→ **What to work on**
The records that follow should be retyped word for word.

→ **Listed records**
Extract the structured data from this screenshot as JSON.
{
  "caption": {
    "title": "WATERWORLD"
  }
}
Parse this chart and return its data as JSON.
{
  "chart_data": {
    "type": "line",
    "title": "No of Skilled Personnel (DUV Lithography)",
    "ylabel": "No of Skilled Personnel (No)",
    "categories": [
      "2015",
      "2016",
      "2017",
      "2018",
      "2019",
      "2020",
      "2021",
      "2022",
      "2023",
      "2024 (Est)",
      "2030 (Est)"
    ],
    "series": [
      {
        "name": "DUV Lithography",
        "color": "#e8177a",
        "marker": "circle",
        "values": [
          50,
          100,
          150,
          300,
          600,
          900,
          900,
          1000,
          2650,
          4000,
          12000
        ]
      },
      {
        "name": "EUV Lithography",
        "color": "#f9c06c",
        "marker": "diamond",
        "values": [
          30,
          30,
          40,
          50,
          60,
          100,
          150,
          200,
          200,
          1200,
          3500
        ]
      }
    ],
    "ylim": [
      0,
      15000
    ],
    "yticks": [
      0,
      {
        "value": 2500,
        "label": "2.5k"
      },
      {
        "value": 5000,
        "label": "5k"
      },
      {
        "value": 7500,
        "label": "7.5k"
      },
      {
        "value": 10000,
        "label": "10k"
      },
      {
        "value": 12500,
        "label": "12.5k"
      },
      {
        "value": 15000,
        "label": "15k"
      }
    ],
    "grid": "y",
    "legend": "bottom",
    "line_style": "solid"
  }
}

→ **Full solution**
Extract the structured data from this screenshot as JSON.
{
  "caption": {
    "title": "WATERWORLD"
  }
}
Parse this chart and return its data as JSON.
{
  "chart_data": {
    "type": "line",
    "title": "No of Skilled Personnel (DUV Lithography)",
    "ylabel": "No of Skilled Personnel (No)",
    "categories": [
      "2015",
      "2016",
      "2017",
      "2018",
      "2019",
      "2020",
      "2021",
      "2022",
      "2023",
      "2024 (Est)",
      "2030 (Est)"
    ],
    "series": [
      {
        "name": "DUV Lithography",
        "color": "#e8177a",
        "marker": "circle",
        "values": [
          50,
          100,
          150,
          300,
          600,
          900,
          900,
          1000,
          2650,
          4000,
          12000
        ]
      },
      {
        "name": "EUV Lithography",
        "color": "#f9c06c",
        "marker": "diamond",
        "values": [
          30,
          30,
          40,
          50,
          60,
          100,
          150,
          200,
          200,
          1200,
          3500
        ]
      }
    ],
    "ylim": [
      0,
      15000
    ],
    "yticks": [
      0,
      {
        "value": 2500,
        "label": "2.5k"
      },
      {
        "value": 5000,
        "label": "5k"
      },
      {
        "value": 7500,
        "label": "7.5k"
      },
      {
        "value": 10000,
        "label": "10k"
      },
      {
        "value": 12500,
        "label": "12.5k"
      },
      {
        "value": 15000,
        "label": "15k"
      }
    ],
    "grid": "y",
    "legend": "bottom",
    "line_style": "solid"
  }
}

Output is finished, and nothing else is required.